Read the records below. Copy each line where the string "Index" occurs.

-- STORED RECORDS --

■ ■ ■ ■ ■

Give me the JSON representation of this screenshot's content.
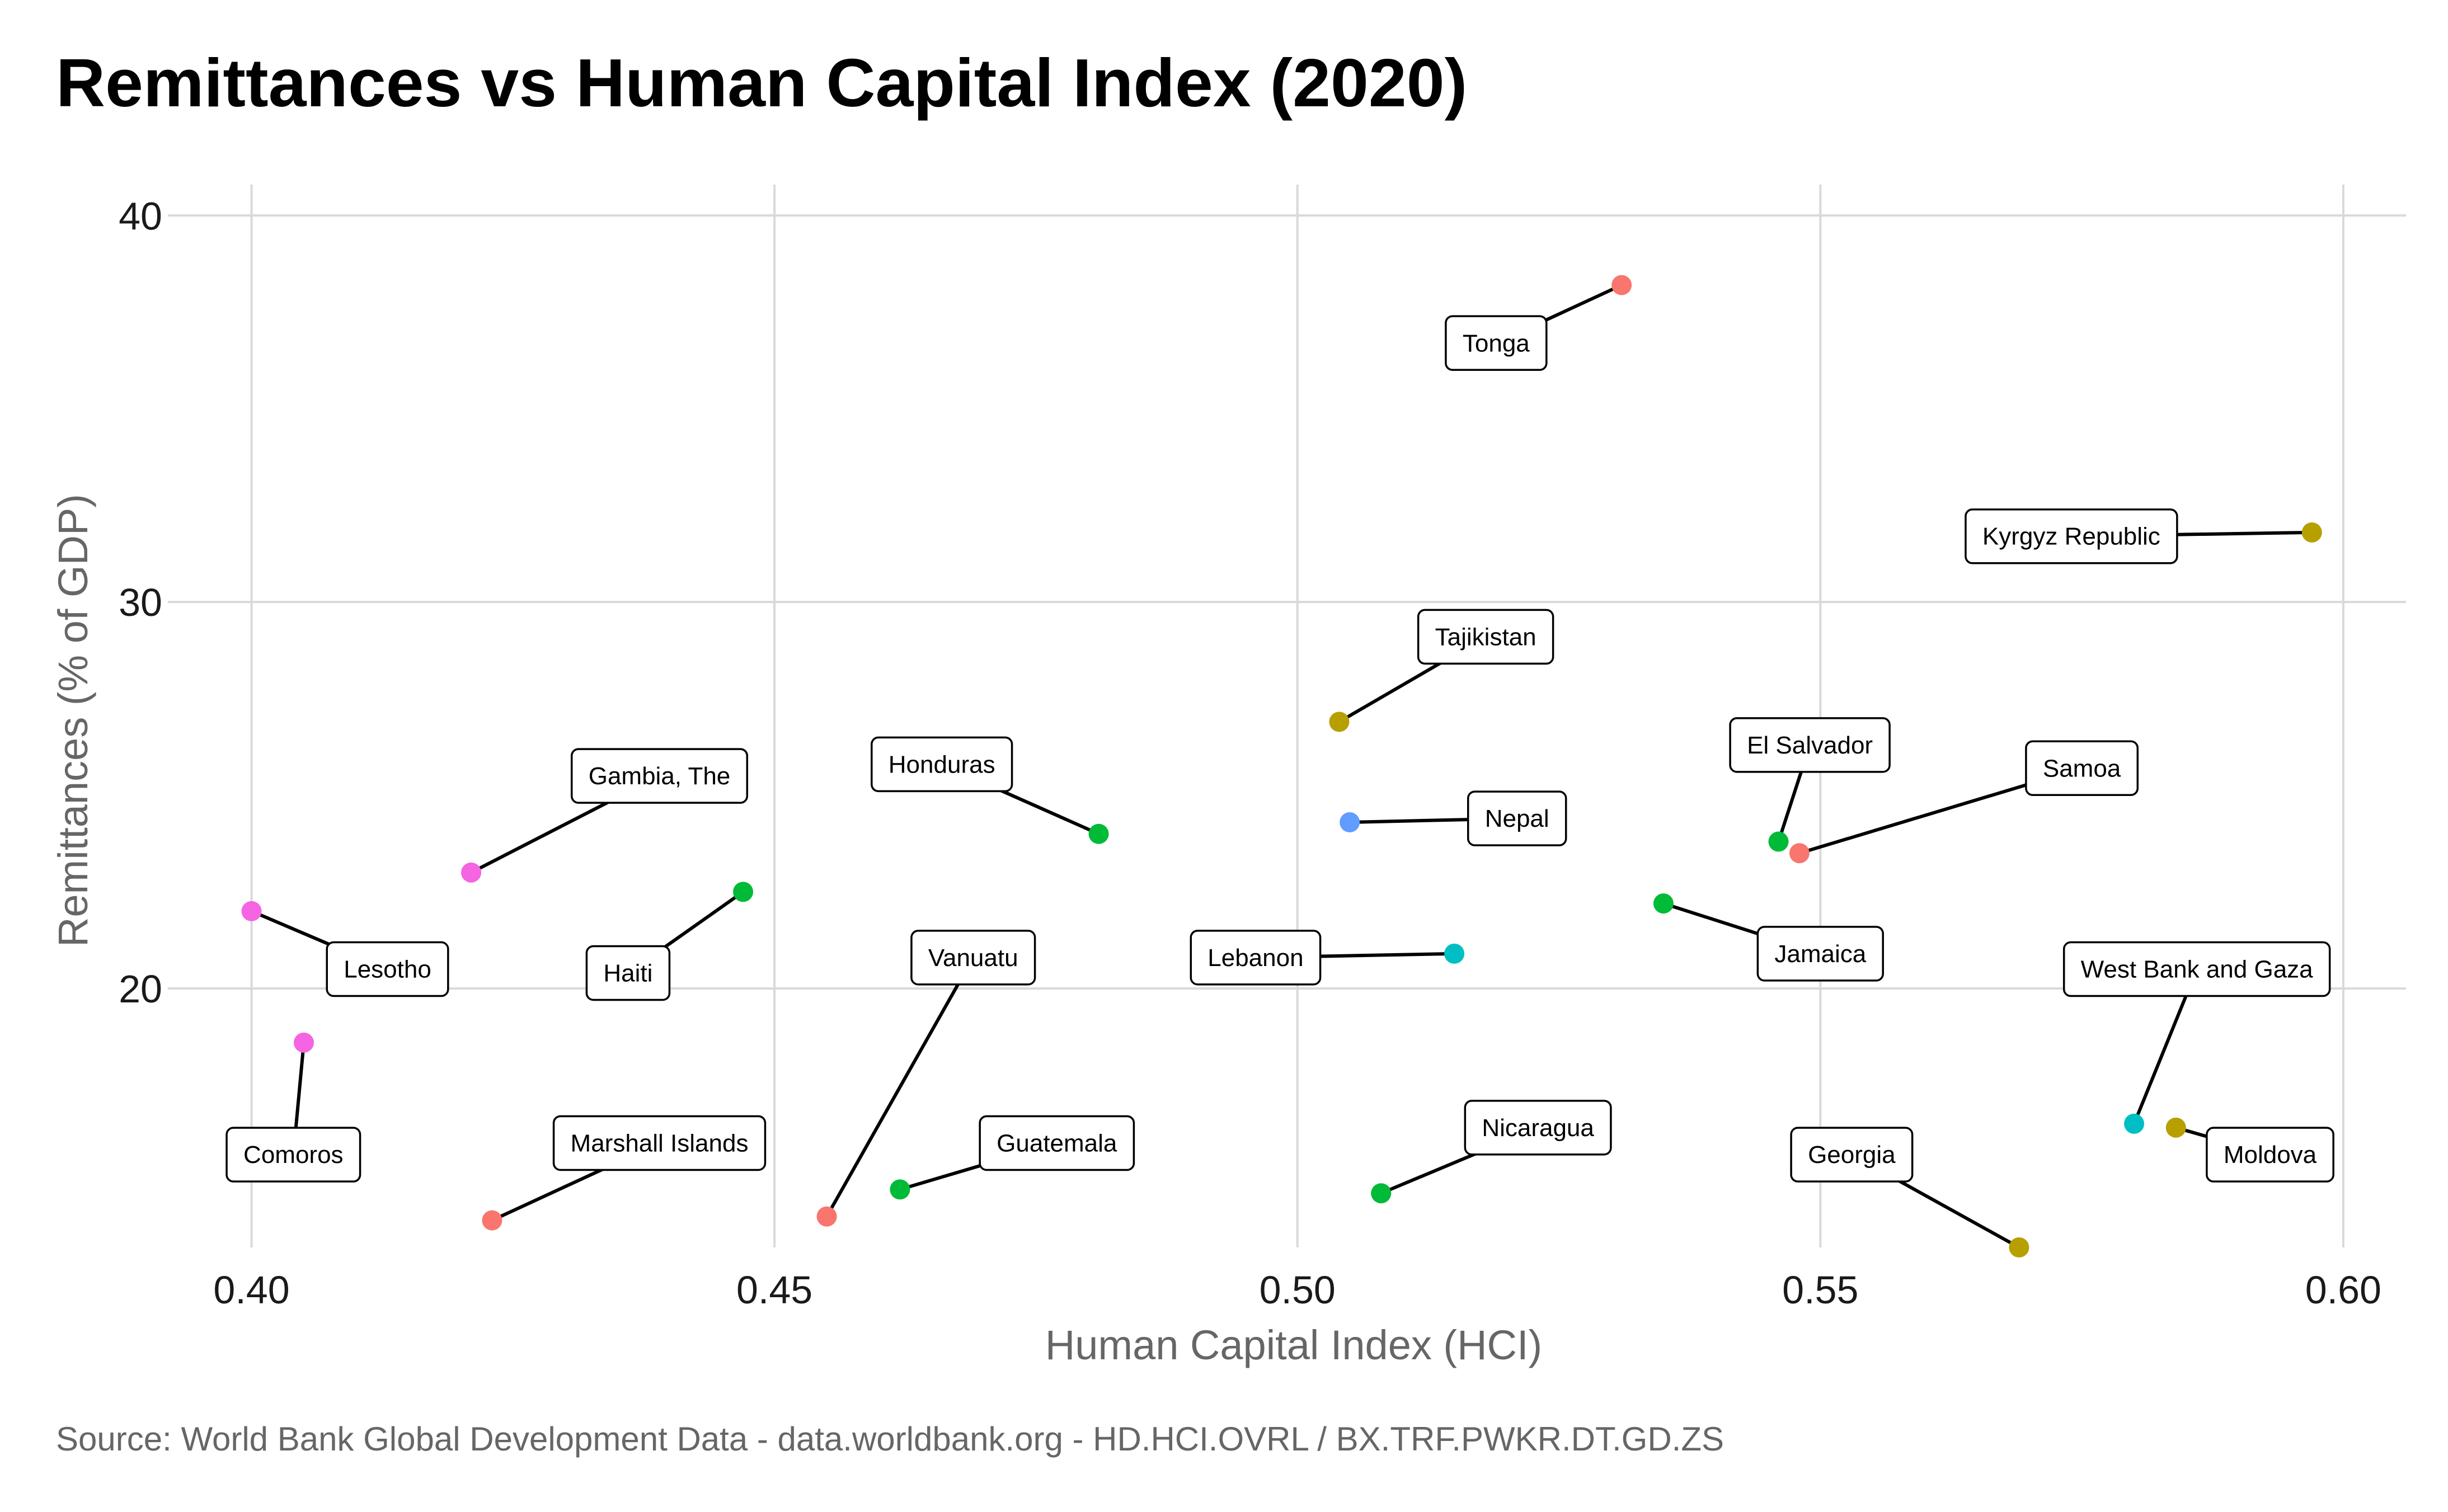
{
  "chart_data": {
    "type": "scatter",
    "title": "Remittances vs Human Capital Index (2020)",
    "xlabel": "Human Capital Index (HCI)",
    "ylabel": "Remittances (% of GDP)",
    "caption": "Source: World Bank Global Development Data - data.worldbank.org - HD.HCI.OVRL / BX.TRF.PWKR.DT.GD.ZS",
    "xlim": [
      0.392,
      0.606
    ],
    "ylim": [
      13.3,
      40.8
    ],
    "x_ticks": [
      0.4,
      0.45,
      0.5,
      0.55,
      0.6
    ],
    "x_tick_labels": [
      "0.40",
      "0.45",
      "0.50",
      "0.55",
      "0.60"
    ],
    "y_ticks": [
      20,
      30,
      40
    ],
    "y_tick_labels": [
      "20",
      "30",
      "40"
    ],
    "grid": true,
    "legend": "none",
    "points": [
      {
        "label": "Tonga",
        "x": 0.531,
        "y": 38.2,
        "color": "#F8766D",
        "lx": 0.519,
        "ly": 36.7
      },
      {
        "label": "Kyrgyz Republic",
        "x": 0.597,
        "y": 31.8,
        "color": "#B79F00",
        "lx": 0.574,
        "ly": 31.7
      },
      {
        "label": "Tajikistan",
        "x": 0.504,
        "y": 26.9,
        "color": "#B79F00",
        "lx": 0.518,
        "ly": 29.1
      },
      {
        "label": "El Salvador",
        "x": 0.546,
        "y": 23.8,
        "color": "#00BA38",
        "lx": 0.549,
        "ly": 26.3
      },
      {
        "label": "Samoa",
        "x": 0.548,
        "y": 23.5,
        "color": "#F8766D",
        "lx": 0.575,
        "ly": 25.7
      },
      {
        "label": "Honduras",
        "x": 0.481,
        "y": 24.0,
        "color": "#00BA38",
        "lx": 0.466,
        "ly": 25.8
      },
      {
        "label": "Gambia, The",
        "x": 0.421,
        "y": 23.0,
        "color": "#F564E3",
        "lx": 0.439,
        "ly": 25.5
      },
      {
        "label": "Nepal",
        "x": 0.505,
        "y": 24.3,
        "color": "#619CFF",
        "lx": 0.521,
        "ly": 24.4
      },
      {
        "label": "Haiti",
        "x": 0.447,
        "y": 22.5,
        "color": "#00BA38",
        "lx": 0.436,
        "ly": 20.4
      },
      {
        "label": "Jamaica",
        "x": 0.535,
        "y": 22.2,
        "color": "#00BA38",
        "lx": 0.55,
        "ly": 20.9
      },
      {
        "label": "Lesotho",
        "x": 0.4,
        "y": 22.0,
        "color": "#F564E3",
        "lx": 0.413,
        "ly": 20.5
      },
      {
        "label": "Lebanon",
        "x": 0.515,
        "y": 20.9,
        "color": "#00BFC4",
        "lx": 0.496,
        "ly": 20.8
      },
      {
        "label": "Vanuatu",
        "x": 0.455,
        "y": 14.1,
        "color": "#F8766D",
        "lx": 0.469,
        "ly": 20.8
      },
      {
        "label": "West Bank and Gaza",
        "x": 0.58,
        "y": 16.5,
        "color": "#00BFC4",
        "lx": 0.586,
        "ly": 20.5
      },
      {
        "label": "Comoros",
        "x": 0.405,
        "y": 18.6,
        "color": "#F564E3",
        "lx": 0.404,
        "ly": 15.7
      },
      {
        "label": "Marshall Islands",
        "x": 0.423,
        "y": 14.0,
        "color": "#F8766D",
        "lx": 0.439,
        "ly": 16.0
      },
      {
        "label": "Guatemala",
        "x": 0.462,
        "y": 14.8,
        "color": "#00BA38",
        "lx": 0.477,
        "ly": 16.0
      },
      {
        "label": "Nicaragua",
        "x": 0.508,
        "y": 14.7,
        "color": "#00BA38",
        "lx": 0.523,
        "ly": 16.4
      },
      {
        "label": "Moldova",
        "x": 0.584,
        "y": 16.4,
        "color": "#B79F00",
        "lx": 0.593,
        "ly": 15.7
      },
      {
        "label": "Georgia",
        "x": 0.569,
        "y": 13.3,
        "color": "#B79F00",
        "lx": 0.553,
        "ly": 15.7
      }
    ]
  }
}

■ ■ ■ ■ ■

-- EXERCISE ANSWER --
    "title": "Remittances vs Human Capital Index (2020)",
    "xlabel": "Human Capital Index (HCI)",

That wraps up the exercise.